▶ [YOUR GOAL] Tally the lines of the listing that contain the string "минимального". Give the number and nothing else.

▶ [RECORDS FOR THIS EXERCISE]
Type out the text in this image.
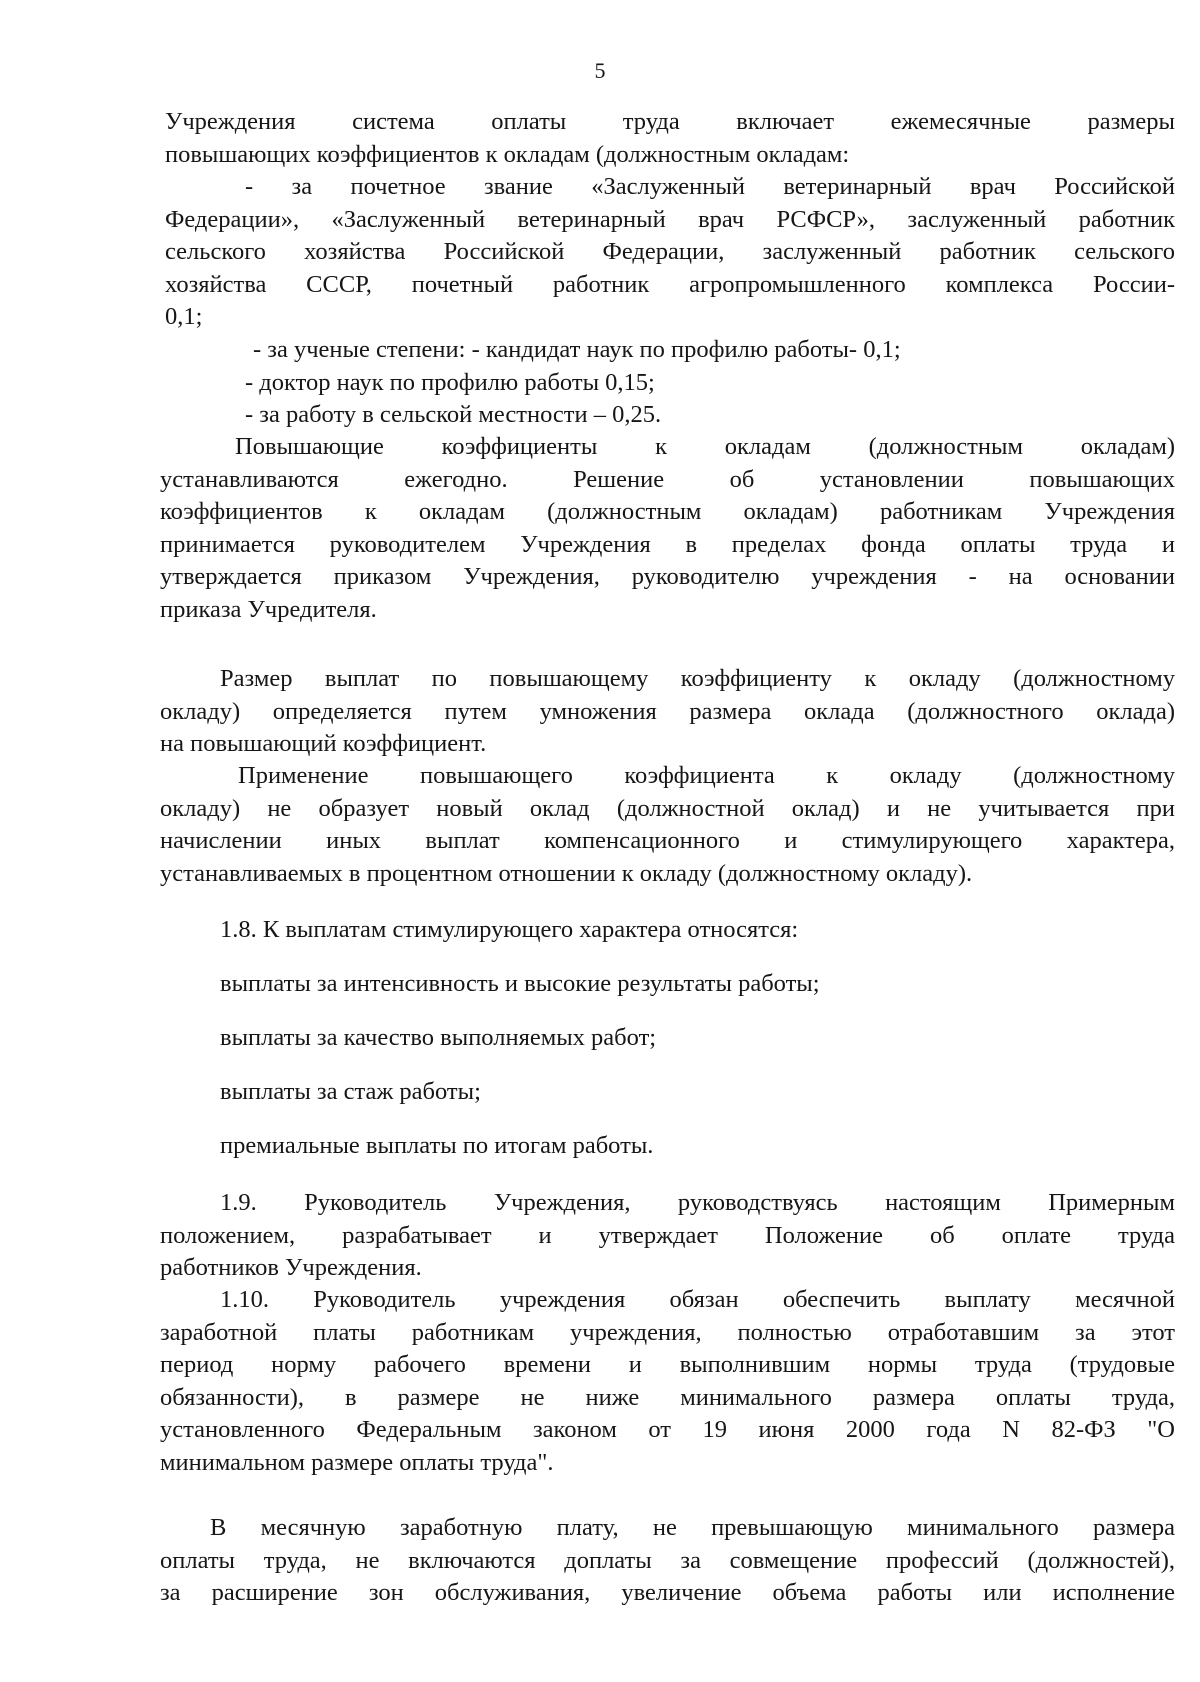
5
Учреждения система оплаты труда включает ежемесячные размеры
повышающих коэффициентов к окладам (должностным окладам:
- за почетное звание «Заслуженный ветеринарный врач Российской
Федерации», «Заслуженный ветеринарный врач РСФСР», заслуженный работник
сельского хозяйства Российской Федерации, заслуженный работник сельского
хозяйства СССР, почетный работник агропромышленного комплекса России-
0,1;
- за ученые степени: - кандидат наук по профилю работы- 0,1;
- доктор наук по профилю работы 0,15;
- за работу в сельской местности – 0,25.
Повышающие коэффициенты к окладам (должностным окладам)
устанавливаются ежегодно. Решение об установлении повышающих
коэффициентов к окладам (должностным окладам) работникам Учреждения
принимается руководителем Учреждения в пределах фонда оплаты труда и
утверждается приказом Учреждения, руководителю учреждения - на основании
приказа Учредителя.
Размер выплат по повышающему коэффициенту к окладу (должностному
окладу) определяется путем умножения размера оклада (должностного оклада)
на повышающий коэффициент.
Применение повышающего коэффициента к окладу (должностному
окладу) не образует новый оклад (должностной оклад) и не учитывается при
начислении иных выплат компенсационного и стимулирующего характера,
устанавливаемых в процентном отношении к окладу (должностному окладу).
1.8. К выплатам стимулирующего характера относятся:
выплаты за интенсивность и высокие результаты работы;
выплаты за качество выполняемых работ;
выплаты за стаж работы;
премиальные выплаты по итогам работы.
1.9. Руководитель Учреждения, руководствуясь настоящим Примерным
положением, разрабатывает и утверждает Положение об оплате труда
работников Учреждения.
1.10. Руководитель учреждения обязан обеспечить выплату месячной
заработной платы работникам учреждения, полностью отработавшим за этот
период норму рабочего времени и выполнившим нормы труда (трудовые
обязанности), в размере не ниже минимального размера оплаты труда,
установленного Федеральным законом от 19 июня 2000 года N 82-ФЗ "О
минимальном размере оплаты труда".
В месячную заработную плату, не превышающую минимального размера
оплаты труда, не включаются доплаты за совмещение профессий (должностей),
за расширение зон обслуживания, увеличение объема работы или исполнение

==

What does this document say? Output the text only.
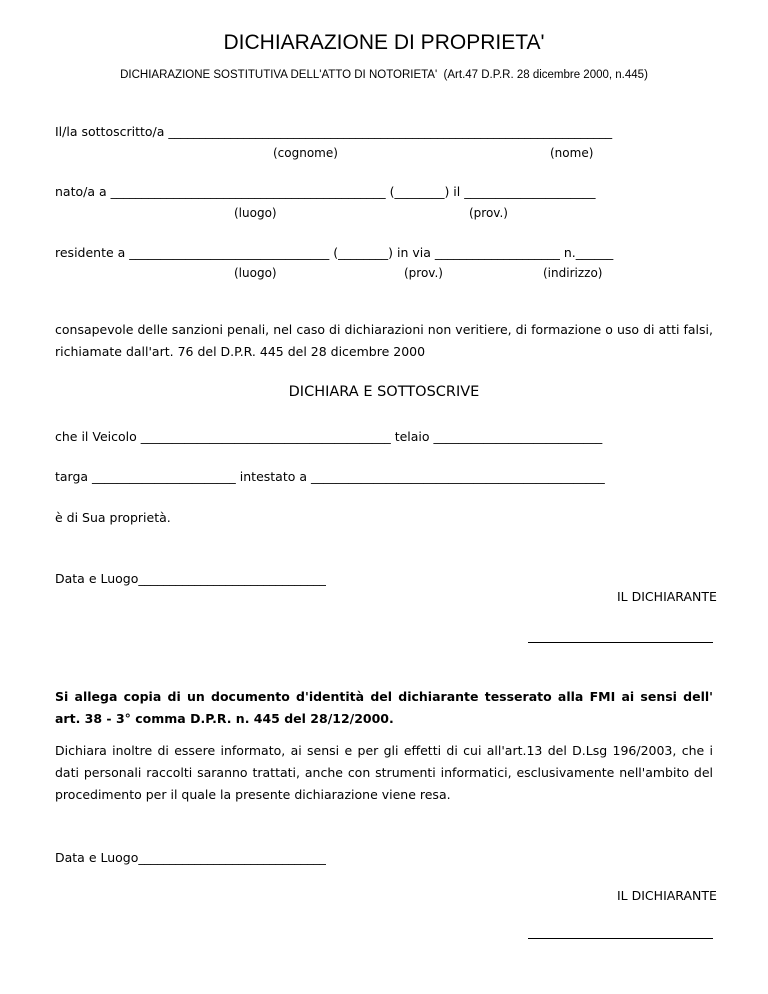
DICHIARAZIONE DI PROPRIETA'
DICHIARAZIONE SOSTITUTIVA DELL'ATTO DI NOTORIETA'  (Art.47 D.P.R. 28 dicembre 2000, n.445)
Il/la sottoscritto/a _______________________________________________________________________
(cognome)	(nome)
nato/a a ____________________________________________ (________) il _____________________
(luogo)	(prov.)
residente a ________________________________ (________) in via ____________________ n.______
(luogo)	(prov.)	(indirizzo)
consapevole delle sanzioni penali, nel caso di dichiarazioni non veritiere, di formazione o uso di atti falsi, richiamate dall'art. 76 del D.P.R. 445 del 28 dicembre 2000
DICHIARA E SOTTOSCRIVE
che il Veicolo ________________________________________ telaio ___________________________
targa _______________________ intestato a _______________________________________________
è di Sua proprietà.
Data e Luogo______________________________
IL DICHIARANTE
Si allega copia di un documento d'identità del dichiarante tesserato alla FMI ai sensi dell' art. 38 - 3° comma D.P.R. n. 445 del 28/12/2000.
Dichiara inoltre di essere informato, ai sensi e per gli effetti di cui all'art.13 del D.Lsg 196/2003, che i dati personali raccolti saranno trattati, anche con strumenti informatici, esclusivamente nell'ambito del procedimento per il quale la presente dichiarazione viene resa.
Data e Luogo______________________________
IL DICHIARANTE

▶ [REPLY TO THE EXERCISE] 2